- [Task to complete] Would it be possible to write out each entry below exactly, without the pictures?

- [Data supplied]
begin

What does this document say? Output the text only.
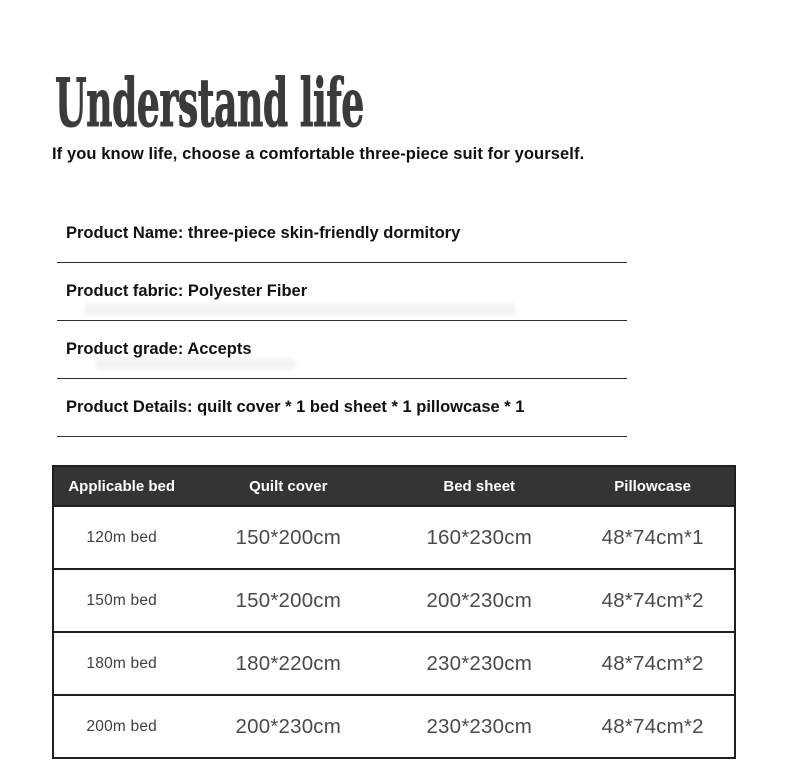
Understand life

If you know life, choose a comfortable three-piece suit for yourself.

Product Name: three-piece skin-friendly dormitory
Product fabric: Polyester Fiber
Product grade: Accepts
Product Details: quilt cover * 1 bed sheet * 1 pillowcase * 1
Applicable bed	Quilt cover	Bed sheet	Pillowcase
120m bed	150*200cm	160*230cm	48*74cm*1
150m bed	150*200cm	200*230cm	48*74cm*2
180m bed	180*220cm	230*230cm	48*74cm*2
200m bed	200*230cm	230*230cm	48*74cm*2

end

- [Output for this task]
What does this document say? Output the text only.
Understand life

If you know life, choose a comfortable three-piece suit for yourself.

Product Name: three-piece skin-friendly dormitory
Product fabric: Polyester Fiber
Product grade: Accepts
Product Details: quilt cover * 1 bed sheet * 1 pillowcase * 1
Applicable bed	Quilt cover	Bed sheet	Pillowcase
120m bed	150*200cm	160*230cm	48*74cm*1
150m bed	150*200cm	200*230cm	48*74cm*2
180m bed	180*220cm	230*230cm	48*74cm*2
200m bed	200*230cm	230*230cm	48*74cm*2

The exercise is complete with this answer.